---- Material for this exercise
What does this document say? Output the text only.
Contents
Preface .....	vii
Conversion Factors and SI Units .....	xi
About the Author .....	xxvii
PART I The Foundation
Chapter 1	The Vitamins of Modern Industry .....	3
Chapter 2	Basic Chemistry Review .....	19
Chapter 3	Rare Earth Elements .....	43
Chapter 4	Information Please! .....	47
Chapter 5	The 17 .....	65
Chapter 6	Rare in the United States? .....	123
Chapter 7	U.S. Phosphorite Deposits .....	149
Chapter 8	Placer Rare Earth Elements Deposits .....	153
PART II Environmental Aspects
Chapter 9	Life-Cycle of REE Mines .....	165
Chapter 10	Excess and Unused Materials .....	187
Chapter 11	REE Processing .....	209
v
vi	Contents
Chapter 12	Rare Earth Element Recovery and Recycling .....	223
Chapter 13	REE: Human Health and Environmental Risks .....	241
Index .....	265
--------
Short task
Take the entries above and transcribe them exactly.

Reply
What does this document say? Output the text only.
Contents
Preface .....	vii
Conversion Factors and SI Units .....	xi
About the Author .....	xxvii
PART I The Foundation
Chapter 1	The Vitamins of Modern Industry .....	3
Chapter 2	Basic Chemistry Review .....	19
Chapter 3	Rare Earth Elements .....	43
Chapter 4	Information Please! .....	47
Chapter 5	The 17 .....	65
Chapter 6	Rare in the United States? .....	123
Chapter 7	U.S. Phosphorite Deposits .....	149
Chapter 8	Placer Rare Earth Elements Deposits .....	153
PART II Environmental Aspects
Chapter 9	Life-Cycle of REE Mines .....	165
Chapter 10	Excess and Unused Materials .....	187
Chapter 11	REE Processing .....	209
v
vi	Contents
Chapter 12	Rare Earth Element Recovery and Recycling .....	223
Chapter 13	REE: Human Health and Environmental Risks .....	241
Index .....	265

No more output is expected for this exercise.